- **EXERCISE OBJECTIVE**
Spot each line in the records below where the word "Output" occurs, then copy it.

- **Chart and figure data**
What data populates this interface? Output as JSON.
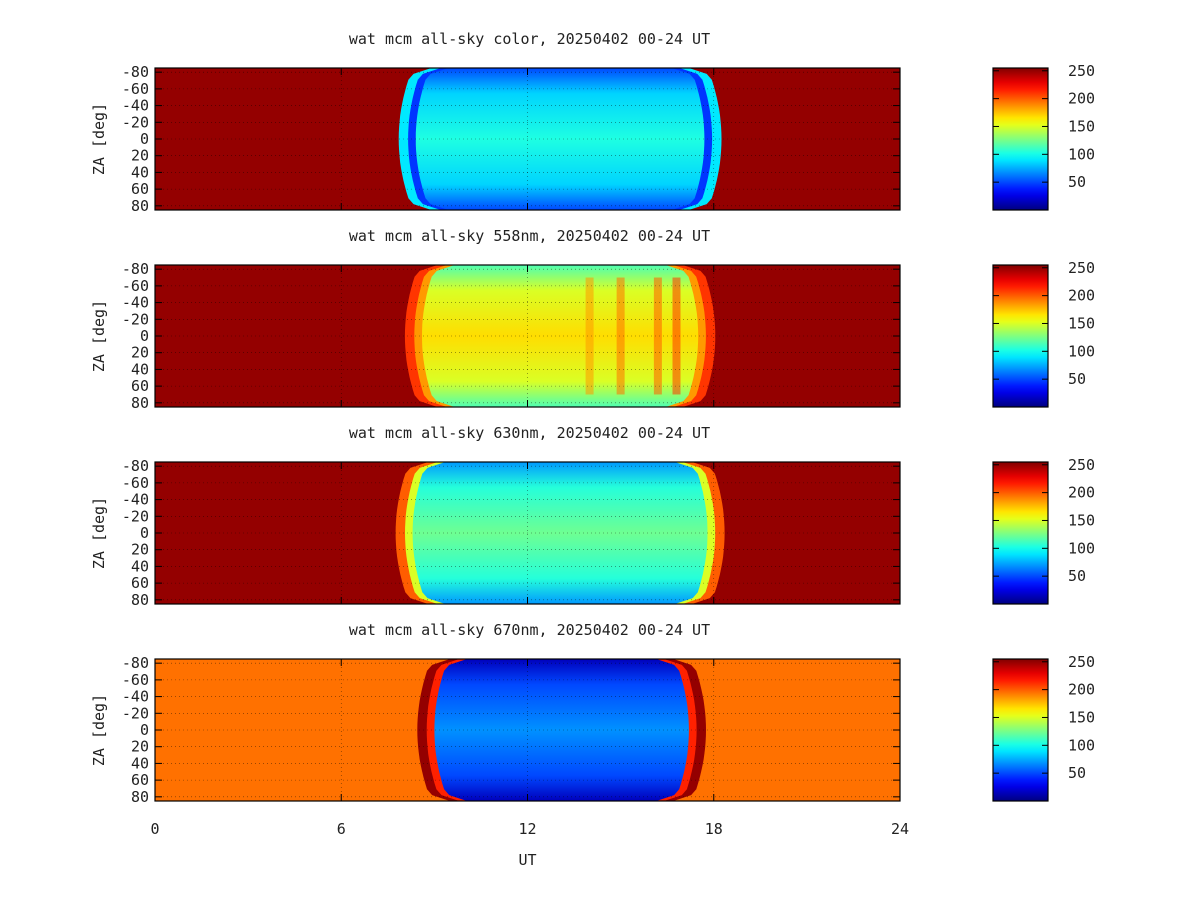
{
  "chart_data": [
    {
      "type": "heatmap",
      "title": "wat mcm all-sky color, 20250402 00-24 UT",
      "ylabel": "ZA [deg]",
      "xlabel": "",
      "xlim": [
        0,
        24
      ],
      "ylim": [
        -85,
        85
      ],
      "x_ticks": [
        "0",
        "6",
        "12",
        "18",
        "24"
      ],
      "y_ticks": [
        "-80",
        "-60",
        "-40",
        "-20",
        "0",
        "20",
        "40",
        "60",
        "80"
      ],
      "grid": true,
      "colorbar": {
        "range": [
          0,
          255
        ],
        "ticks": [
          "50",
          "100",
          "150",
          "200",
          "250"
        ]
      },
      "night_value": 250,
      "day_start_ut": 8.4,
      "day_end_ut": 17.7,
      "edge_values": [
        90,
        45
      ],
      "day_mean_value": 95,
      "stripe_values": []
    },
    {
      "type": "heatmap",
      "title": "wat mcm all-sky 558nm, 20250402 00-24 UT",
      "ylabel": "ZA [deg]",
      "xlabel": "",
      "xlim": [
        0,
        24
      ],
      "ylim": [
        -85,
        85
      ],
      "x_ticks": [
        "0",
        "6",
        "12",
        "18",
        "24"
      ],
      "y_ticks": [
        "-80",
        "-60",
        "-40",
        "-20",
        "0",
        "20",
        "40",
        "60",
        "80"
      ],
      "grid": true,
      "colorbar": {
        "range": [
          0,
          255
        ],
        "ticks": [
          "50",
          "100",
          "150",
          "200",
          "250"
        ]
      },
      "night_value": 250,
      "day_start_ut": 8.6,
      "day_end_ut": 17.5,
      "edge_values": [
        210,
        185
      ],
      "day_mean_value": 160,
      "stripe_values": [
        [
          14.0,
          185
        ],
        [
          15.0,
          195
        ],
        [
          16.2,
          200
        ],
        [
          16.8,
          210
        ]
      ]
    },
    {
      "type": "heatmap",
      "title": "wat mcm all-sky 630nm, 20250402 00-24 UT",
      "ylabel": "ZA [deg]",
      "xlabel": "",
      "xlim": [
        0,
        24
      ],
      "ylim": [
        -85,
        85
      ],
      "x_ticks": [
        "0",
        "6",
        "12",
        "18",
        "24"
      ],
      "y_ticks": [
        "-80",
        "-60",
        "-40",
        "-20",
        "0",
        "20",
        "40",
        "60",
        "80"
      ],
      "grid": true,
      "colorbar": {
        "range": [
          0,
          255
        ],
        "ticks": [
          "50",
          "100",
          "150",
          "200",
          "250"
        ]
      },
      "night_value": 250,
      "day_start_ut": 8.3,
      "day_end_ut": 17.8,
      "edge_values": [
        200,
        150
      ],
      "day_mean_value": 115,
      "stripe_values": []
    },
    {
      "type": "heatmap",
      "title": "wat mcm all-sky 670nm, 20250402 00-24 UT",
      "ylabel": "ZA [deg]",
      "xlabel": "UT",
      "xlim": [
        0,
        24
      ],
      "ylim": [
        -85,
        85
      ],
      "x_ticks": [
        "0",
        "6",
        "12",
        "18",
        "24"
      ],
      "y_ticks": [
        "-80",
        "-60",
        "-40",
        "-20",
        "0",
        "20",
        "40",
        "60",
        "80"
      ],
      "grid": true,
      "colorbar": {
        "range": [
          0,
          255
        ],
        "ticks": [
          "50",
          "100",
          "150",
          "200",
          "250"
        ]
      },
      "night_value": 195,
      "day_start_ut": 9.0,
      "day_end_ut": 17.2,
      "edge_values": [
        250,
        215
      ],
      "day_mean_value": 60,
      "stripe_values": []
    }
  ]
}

* * *

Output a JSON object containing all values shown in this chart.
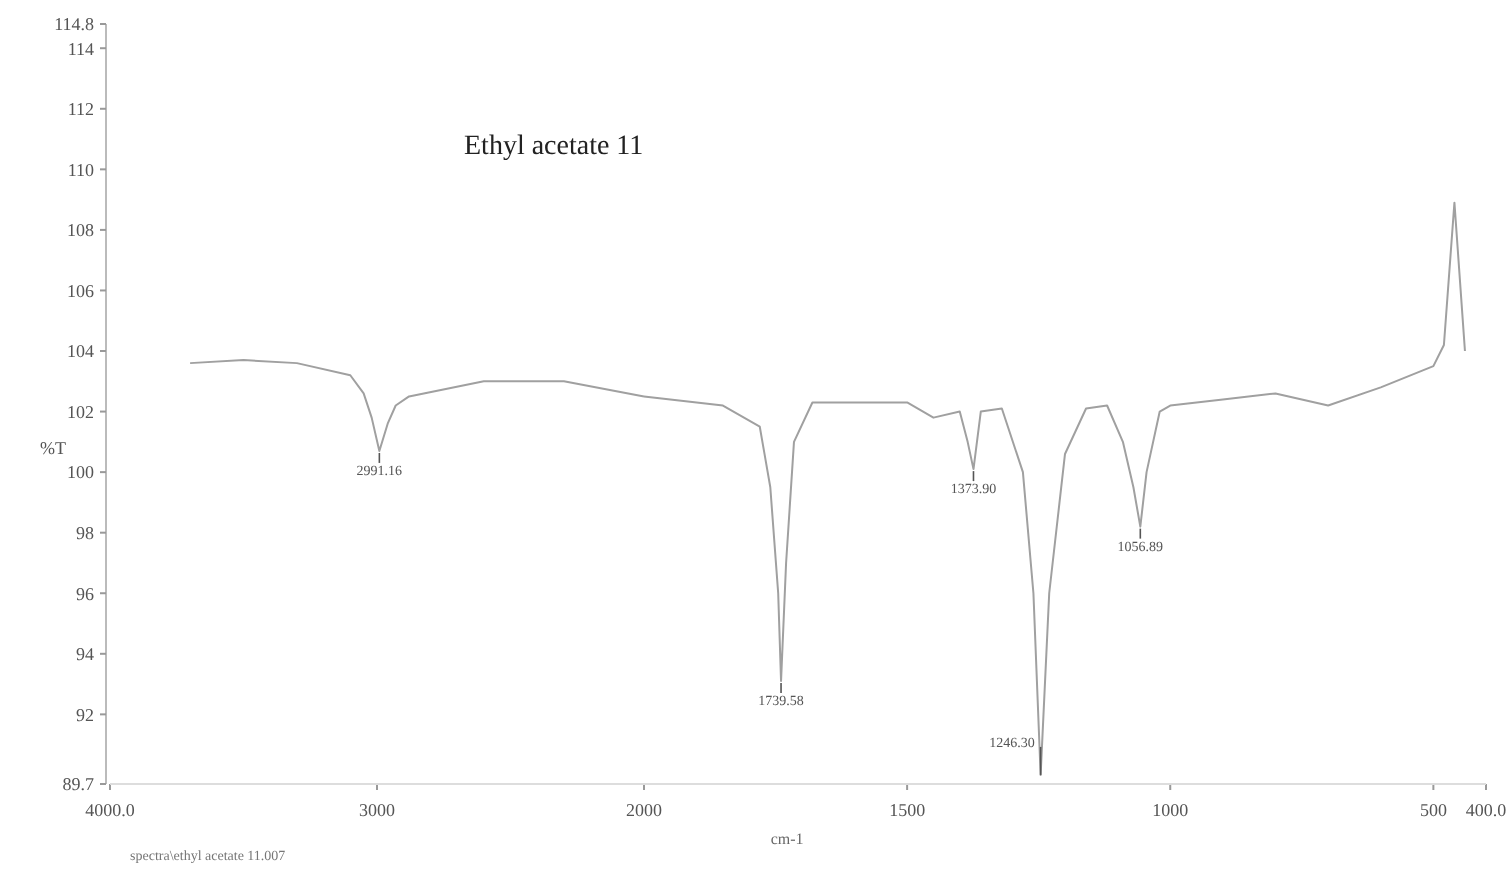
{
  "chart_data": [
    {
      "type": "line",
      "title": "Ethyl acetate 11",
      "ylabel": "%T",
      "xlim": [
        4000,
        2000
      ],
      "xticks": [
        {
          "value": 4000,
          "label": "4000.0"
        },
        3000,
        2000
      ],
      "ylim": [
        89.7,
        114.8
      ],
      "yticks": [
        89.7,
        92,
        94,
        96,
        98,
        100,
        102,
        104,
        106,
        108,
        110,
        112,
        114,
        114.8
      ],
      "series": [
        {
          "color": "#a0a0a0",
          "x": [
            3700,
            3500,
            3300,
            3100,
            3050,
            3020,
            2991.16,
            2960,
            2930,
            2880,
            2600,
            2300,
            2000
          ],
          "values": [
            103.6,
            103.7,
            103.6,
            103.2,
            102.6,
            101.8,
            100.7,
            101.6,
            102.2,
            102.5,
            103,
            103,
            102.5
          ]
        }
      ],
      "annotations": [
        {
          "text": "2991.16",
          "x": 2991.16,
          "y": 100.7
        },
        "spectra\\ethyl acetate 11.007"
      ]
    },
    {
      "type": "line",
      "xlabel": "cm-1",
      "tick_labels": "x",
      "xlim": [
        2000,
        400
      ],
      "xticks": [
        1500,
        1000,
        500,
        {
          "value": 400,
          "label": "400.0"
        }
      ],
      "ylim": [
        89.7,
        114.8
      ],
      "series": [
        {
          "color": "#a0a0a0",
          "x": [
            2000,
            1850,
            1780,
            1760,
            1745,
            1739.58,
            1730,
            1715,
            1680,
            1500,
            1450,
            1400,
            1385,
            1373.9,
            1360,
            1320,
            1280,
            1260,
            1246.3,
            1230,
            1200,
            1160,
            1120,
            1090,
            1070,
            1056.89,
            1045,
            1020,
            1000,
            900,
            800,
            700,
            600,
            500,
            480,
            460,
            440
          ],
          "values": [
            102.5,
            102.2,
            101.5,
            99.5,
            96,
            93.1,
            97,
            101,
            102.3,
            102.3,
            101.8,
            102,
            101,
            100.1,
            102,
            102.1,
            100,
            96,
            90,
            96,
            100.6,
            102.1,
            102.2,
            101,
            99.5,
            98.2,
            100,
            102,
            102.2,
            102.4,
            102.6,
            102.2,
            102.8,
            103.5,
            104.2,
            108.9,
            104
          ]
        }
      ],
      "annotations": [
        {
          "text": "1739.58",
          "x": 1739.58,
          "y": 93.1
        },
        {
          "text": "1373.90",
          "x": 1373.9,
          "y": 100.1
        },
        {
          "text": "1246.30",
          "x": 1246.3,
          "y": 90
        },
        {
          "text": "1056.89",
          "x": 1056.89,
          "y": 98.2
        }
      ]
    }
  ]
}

--

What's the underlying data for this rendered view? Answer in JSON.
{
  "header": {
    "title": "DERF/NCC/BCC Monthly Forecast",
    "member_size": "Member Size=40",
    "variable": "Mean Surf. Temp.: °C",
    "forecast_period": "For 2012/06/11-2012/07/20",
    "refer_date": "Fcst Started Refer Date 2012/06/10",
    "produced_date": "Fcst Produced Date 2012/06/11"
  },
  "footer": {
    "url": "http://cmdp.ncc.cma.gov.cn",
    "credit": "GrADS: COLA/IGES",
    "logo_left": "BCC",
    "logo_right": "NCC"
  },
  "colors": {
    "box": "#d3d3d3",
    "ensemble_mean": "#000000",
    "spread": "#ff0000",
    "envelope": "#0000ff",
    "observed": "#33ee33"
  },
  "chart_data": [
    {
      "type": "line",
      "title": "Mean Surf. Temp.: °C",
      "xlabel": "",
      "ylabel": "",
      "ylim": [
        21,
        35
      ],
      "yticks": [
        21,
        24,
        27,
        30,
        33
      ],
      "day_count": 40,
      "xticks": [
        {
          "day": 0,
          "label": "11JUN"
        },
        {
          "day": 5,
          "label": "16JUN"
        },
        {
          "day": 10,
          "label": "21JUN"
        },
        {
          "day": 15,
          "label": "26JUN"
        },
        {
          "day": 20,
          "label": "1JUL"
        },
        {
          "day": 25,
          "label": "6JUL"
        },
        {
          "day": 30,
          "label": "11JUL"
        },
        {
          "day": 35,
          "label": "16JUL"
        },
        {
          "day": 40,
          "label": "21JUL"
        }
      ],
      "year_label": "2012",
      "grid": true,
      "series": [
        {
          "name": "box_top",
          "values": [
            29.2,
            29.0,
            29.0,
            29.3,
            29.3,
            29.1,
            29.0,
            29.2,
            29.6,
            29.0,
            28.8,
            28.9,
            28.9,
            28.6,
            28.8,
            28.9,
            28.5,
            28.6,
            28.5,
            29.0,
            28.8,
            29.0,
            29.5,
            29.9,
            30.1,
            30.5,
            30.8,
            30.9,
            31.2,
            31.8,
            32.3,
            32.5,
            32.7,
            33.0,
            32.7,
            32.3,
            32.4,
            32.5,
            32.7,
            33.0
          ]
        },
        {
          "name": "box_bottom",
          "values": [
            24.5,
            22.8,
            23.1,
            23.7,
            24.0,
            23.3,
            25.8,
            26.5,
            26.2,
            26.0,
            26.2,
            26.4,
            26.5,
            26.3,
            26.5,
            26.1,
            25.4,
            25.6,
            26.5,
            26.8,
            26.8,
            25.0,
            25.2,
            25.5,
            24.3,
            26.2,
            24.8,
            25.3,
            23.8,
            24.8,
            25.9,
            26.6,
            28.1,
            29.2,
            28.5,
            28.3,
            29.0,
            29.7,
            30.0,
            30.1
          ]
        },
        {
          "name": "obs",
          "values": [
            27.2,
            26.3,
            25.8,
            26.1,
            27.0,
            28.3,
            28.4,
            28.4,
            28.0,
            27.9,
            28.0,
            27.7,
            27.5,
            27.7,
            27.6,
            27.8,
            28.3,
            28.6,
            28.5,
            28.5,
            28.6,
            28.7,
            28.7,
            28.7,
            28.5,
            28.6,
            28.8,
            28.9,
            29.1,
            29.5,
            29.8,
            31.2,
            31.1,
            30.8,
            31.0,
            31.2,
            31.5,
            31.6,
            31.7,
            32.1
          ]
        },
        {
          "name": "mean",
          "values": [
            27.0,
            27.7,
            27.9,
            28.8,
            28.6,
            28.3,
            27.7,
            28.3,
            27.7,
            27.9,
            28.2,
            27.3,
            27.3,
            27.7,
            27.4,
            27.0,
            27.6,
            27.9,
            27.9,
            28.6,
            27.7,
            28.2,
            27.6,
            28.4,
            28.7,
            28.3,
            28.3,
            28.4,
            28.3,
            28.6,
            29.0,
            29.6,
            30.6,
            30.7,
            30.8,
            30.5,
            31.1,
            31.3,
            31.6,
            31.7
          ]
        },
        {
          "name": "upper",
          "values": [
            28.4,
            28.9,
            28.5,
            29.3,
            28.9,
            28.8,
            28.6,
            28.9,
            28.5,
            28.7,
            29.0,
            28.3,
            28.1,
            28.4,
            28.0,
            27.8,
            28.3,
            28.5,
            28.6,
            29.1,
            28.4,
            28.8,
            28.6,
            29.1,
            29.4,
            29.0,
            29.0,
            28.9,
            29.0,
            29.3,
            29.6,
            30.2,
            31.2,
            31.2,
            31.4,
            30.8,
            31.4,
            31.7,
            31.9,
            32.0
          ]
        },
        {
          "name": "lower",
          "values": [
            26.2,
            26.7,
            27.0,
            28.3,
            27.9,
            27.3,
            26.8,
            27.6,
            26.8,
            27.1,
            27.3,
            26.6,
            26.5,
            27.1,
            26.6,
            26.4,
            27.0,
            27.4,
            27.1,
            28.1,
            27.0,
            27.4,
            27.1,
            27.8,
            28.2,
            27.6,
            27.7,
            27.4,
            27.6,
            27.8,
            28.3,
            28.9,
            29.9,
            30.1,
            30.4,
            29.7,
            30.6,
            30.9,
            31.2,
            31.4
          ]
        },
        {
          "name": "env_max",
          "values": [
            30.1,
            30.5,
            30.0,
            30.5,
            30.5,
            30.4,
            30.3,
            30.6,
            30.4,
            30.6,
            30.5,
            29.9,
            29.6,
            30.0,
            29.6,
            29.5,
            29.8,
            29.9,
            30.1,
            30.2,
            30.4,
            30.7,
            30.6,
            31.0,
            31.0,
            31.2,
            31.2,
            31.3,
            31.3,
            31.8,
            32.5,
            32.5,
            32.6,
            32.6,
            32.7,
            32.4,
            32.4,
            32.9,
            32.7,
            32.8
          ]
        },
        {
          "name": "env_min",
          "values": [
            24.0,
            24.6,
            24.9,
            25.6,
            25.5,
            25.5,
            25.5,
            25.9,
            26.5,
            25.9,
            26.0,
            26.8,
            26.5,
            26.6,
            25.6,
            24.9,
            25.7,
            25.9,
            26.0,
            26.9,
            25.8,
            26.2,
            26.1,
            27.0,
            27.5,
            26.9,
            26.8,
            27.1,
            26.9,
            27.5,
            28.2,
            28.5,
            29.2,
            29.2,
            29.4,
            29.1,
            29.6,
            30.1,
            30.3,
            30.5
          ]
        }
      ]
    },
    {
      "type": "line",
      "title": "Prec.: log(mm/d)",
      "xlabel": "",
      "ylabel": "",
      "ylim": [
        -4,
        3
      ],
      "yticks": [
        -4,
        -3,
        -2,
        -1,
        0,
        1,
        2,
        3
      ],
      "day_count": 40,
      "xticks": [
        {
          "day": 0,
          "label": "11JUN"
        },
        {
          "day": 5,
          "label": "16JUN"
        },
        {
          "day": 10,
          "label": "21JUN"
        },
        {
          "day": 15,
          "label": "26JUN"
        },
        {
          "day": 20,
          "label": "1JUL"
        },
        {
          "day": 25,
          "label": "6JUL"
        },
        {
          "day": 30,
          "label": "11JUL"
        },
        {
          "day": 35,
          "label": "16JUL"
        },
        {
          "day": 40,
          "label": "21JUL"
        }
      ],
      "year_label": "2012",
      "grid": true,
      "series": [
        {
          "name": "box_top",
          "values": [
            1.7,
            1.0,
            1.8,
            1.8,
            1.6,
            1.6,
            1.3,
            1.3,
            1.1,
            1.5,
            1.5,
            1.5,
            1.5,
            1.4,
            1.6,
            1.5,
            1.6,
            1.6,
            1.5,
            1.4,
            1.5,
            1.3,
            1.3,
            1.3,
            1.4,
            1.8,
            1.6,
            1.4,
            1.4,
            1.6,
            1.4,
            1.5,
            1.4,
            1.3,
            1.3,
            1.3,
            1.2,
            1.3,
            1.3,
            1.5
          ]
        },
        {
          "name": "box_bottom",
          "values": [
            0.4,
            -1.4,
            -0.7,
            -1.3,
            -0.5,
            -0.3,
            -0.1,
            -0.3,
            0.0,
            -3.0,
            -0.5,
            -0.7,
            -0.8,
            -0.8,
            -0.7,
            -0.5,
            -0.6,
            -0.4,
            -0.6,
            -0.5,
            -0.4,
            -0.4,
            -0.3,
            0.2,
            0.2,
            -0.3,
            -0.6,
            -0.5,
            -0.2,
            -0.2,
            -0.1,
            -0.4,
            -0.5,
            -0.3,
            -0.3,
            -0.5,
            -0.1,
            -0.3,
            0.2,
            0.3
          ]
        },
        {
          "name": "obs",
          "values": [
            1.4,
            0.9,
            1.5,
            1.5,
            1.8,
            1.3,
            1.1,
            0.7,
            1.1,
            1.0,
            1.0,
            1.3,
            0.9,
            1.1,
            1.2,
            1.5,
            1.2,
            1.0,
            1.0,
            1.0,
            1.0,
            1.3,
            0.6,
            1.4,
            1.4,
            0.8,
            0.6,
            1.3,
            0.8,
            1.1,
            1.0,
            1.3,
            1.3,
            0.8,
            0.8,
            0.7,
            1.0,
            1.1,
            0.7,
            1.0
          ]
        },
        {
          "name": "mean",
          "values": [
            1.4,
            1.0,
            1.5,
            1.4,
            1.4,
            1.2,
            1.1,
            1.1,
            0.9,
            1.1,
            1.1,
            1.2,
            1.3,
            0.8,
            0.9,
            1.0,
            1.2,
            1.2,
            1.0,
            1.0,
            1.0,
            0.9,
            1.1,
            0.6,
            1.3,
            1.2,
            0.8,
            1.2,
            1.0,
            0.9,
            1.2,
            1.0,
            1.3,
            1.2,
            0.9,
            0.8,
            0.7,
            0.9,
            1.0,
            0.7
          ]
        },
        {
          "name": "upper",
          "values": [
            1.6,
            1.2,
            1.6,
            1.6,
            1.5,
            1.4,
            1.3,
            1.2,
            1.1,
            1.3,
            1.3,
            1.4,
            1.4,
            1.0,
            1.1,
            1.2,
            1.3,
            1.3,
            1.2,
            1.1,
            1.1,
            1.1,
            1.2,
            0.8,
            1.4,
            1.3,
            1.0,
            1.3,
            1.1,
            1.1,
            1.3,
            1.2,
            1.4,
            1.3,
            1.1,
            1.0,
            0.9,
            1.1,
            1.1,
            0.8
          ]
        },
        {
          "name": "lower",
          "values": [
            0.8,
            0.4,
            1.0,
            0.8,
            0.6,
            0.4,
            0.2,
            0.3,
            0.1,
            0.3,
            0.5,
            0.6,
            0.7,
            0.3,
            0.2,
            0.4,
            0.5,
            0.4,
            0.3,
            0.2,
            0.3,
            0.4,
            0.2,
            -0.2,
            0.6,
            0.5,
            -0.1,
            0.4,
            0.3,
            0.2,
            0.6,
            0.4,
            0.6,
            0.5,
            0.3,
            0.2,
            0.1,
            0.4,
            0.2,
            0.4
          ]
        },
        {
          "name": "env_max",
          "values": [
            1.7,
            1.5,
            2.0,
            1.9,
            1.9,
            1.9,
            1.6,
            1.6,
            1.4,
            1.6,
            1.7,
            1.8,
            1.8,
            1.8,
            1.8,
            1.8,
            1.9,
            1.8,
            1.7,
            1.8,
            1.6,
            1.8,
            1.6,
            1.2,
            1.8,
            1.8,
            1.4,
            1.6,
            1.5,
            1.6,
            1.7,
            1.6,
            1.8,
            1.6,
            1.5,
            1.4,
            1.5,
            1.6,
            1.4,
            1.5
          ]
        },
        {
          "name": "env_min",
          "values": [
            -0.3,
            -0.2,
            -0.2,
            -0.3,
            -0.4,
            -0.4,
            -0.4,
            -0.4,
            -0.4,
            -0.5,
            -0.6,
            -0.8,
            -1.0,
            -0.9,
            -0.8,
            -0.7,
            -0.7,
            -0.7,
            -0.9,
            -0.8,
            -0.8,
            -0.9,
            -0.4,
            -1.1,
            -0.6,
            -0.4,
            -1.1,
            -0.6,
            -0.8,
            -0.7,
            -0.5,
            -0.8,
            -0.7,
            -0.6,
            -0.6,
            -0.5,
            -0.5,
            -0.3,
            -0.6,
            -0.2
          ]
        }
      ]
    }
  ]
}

- **RESULT OF THE EXERCISE**
What data populates this interface? Output as JSON.
Output a JSON object containing all values shown in this chart.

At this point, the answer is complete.